OBJECTIVE: Find each line with "természetes" and copy it.

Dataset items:

Start

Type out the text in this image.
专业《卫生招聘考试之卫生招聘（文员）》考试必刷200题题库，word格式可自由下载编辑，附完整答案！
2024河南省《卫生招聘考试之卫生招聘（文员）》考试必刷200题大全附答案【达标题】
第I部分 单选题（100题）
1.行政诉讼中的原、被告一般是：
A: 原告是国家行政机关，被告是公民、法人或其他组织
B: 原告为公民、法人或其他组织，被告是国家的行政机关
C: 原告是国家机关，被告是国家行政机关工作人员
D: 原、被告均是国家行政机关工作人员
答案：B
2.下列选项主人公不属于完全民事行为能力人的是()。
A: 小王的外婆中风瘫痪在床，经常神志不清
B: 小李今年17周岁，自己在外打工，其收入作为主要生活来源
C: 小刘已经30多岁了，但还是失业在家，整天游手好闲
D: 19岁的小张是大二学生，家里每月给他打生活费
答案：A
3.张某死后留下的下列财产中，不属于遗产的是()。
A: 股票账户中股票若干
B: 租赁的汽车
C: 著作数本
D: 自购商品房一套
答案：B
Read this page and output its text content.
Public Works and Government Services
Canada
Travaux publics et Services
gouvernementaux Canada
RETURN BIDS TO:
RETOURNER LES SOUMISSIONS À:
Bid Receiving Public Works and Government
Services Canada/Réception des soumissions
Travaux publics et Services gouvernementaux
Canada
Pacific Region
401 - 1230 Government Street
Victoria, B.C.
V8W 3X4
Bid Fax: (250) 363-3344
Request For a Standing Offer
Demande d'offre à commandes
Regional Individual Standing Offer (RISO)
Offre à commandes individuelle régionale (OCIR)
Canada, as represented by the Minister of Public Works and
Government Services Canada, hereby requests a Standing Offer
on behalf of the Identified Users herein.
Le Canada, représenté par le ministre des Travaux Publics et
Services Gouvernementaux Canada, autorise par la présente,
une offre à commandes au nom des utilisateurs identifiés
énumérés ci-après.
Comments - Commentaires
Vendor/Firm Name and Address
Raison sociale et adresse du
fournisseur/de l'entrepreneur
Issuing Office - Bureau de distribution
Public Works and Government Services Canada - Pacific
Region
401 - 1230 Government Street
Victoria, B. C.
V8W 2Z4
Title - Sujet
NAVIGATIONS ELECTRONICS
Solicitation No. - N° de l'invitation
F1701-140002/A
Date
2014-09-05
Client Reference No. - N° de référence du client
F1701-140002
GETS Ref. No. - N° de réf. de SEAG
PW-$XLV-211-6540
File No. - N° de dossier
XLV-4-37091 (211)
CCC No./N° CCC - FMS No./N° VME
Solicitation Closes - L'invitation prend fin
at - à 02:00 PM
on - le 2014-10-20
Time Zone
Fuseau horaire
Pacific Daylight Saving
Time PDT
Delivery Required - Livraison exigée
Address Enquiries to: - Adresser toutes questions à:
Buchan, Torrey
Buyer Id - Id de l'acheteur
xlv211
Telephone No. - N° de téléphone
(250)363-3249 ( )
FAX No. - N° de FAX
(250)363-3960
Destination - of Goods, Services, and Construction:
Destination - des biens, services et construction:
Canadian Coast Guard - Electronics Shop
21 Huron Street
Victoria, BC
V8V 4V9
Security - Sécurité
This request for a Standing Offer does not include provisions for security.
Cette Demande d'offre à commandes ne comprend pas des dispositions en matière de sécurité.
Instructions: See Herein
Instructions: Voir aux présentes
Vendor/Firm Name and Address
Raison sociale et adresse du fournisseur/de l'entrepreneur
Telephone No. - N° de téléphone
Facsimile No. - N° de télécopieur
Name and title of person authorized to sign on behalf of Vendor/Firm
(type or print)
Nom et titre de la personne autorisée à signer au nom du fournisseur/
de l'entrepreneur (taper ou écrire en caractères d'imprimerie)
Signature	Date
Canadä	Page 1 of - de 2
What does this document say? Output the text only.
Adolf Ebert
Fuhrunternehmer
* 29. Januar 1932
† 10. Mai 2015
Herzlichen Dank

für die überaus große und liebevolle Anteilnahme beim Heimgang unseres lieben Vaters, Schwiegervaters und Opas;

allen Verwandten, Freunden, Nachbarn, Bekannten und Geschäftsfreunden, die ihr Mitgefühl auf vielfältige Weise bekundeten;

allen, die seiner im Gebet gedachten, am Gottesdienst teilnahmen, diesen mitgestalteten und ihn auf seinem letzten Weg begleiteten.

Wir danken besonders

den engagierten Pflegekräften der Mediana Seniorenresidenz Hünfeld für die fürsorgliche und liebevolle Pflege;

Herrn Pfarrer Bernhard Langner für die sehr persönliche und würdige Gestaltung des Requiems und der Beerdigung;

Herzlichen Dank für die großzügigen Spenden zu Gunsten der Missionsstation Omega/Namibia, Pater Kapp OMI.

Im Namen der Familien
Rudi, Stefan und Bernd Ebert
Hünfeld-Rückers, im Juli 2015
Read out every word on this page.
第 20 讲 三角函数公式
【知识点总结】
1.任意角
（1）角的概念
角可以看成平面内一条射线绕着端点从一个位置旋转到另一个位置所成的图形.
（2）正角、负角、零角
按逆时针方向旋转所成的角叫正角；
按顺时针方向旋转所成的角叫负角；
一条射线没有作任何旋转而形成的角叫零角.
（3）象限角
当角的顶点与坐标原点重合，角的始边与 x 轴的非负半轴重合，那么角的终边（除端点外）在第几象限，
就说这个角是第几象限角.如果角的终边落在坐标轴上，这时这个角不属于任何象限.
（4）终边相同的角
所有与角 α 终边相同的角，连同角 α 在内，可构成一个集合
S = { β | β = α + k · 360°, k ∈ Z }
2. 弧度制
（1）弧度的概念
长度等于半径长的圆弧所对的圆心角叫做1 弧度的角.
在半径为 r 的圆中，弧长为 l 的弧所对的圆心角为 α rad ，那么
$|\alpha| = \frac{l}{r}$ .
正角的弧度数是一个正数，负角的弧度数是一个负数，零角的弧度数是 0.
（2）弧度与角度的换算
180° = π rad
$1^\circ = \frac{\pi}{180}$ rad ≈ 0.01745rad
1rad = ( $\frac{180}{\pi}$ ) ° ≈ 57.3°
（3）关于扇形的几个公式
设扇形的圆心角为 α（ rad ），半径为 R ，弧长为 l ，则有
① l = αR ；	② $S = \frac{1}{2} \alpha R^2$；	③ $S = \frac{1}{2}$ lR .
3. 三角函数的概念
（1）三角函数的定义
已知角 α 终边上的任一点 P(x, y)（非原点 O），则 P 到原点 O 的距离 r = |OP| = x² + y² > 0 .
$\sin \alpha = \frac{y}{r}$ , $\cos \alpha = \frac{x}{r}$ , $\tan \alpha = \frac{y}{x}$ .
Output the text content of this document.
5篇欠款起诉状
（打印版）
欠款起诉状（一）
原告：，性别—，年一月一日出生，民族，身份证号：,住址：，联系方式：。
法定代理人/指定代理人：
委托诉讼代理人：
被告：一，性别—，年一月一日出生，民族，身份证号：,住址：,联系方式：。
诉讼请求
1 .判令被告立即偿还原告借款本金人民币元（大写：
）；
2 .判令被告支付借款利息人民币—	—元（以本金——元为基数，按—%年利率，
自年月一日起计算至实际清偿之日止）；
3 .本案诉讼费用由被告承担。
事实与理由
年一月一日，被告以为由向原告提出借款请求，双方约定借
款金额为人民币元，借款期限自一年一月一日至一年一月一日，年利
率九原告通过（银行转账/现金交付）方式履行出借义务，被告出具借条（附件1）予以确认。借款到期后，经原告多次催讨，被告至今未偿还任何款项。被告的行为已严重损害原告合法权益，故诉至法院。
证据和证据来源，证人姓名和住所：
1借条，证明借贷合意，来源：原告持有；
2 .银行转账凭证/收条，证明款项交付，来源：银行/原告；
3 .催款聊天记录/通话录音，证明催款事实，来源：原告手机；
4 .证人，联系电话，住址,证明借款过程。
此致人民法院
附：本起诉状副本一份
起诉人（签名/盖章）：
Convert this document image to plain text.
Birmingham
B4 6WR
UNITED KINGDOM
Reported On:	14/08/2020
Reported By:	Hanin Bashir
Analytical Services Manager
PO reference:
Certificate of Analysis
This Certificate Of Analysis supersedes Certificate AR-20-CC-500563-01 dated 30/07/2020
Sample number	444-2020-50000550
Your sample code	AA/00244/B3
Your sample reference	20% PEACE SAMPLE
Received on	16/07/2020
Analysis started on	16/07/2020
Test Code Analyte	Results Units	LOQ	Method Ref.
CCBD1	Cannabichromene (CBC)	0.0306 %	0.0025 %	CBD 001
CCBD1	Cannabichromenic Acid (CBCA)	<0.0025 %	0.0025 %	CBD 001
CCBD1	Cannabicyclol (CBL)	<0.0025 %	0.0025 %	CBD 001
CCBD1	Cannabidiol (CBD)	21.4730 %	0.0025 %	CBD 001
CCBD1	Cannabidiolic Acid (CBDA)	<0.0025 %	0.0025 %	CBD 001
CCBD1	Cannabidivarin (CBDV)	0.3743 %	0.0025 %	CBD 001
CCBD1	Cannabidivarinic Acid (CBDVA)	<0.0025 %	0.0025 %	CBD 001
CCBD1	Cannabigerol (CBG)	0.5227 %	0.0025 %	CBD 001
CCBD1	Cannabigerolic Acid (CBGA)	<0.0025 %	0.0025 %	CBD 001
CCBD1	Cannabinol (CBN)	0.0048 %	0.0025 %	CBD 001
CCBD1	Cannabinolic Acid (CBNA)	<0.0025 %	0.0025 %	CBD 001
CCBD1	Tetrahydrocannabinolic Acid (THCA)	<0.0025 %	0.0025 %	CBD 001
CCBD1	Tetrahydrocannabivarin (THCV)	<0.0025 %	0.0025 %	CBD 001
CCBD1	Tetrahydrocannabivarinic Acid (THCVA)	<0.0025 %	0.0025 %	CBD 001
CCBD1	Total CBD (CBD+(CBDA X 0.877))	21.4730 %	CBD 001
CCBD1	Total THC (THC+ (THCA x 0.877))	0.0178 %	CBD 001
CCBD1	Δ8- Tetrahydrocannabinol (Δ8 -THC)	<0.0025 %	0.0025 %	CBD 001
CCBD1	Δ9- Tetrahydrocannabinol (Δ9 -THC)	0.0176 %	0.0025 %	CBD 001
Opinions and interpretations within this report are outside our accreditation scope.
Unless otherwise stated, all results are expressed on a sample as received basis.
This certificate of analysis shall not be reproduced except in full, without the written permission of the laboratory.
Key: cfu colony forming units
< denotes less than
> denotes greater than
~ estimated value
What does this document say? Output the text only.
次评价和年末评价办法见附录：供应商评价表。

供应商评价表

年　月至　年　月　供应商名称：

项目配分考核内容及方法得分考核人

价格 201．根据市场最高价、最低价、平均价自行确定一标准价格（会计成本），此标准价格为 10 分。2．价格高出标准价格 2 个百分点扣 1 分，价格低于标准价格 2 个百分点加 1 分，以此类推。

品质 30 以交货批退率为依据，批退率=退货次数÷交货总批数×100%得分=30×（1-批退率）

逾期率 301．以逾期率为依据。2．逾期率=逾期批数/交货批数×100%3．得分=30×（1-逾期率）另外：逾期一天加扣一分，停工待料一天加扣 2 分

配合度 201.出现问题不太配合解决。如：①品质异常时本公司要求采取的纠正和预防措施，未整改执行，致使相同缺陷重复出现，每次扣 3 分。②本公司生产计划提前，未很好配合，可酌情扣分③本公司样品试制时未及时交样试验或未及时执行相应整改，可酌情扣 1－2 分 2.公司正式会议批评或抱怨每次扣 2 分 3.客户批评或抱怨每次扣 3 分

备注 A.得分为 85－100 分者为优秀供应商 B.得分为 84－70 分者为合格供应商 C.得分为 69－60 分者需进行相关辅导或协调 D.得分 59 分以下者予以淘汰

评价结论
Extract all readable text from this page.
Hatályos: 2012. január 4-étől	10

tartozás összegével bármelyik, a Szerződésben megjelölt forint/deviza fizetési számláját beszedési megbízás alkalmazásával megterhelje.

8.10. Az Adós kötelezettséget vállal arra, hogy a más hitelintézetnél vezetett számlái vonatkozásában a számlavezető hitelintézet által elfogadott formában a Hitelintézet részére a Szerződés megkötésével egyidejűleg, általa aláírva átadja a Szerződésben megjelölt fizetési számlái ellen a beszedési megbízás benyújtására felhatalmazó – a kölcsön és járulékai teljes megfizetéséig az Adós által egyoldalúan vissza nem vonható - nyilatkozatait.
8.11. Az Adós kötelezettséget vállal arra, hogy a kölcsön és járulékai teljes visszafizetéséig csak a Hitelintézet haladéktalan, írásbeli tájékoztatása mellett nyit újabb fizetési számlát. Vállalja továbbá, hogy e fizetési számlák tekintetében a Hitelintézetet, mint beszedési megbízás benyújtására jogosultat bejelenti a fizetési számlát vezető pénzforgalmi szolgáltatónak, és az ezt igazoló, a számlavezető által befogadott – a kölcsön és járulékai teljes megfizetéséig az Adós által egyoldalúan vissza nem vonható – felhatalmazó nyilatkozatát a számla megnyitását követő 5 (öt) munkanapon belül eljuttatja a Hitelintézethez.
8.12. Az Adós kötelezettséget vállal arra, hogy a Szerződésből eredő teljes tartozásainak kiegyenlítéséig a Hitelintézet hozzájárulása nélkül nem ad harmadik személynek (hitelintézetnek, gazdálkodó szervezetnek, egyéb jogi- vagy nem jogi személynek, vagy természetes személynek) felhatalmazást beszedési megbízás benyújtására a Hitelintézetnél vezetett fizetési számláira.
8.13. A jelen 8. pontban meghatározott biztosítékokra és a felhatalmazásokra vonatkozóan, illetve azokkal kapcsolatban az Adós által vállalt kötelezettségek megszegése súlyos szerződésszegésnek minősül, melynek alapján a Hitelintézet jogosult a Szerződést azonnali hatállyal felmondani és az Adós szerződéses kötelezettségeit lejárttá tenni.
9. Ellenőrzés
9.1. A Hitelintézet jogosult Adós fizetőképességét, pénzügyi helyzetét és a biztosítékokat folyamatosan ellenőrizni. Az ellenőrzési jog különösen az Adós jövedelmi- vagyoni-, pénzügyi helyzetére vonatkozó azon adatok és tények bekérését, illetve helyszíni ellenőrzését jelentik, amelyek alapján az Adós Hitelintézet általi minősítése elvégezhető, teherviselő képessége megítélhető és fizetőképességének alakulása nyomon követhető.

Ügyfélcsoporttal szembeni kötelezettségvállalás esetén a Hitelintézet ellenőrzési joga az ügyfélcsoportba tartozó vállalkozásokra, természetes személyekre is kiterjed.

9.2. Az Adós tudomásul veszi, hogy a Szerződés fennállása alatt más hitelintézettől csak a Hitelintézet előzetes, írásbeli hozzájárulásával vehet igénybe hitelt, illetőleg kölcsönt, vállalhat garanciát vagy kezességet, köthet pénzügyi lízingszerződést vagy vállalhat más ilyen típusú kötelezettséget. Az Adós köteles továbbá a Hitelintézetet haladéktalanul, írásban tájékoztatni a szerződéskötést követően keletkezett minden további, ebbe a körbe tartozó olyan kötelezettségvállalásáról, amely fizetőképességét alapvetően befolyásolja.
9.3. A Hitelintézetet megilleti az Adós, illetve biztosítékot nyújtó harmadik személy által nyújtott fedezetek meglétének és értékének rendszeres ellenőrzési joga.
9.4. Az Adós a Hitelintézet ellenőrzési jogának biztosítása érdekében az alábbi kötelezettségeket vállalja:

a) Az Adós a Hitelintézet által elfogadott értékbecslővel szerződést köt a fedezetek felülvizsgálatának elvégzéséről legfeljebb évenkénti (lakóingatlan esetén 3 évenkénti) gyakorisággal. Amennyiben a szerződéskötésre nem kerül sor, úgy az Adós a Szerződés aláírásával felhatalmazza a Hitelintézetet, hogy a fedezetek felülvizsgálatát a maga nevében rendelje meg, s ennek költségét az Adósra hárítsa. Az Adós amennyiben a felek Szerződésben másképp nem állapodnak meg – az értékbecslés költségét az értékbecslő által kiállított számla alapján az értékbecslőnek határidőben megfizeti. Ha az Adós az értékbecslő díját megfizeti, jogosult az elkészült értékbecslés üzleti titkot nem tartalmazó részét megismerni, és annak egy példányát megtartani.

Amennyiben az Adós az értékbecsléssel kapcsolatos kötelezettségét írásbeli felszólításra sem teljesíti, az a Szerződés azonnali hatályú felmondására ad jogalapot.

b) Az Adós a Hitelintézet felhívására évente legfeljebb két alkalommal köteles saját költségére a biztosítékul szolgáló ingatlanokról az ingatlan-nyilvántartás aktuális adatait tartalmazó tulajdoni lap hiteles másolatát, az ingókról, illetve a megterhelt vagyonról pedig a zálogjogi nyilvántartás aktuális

End

FINAL RESULT:
8.12. Az Adós kötelezettséget vállal arra, hogy a Szerződésből eredő teljes tartozásainak kiegyenlítéséig a Hitelintézet hozzájárulása nélkül nem ad harmadik személynek (hitelintézetnek, gazdálkodó szervezetnek, egyéb jogi- vagy nem jogi személynek, vagy természetes személynek) felhatalmazást beszedési megbízás benyújtására a Hitelintézetnél vezetett fizetési számláira.
Ügyfélcsoporttal szembeni kötelezettségvállalás esetén a Hitelintézet ellenőrzési joga az ügyfélcsoportba tartozó vállalkozásokra, természetes személyekre is kiterjed.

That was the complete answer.